*Requirements*:
Extract every line where the string "xlabel" appears.

======== Task inputs ========

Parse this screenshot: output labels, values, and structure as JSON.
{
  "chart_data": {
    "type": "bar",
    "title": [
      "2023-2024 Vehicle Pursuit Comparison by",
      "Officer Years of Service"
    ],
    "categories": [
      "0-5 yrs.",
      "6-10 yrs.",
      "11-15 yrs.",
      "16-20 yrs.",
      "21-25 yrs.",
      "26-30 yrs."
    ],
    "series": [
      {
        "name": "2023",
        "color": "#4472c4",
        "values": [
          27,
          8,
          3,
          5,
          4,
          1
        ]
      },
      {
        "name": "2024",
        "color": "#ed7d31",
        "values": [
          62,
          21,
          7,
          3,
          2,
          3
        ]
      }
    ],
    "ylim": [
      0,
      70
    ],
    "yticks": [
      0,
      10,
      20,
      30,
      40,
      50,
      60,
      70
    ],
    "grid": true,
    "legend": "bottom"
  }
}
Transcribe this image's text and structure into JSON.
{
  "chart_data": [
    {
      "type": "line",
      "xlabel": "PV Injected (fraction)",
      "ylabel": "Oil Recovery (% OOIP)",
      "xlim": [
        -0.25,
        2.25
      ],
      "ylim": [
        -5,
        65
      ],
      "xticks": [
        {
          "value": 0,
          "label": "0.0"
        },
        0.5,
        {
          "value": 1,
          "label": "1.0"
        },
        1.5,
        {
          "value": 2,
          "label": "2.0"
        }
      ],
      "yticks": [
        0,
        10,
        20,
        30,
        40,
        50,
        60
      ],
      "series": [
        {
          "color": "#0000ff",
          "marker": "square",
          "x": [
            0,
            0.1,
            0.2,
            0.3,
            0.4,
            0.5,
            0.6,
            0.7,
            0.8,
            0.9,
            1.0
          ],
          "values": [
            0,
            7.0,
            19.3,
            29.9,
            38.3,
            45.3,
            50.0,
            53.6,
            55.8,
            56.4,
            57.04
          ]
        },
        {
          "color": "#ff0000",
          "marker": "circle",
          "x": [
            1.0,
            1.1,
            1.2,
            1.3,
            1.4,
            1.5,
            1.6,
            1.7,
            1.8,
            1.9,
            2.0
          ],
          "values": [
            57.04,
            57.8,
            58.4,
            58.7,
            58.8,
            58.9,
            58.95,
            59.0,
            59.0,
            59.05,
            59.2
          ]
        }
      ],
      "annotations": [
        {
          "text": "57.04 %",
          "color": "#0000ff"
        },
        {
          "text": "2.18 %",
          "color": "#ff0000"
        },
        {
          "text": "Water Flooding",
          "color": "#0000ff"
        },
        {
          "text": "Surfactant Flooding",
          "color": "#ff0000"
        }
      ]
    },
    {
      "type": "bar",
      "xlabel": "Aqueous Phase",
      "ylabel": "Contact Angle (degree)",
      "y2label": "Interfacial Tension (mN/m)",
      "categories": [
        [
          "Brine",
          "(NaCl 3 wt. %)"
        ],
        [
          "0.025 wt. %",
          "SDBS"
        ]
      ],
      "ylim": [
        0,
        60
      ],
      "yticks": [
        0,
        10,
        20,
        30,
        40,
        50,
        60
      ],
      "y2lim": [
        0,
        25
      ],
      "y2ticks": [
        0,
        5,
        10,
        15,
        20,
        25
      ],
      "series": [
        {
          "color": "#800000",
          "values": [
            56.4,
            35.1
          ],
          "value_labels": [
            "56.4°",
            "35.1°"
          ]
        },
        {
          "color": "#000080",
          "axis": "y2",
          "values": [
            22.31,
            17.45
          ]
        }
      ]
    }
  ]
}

========

*Full output*:
      "xlabel": "PV Injected (fraction)",
      "xlabel": "Aqueous Phase",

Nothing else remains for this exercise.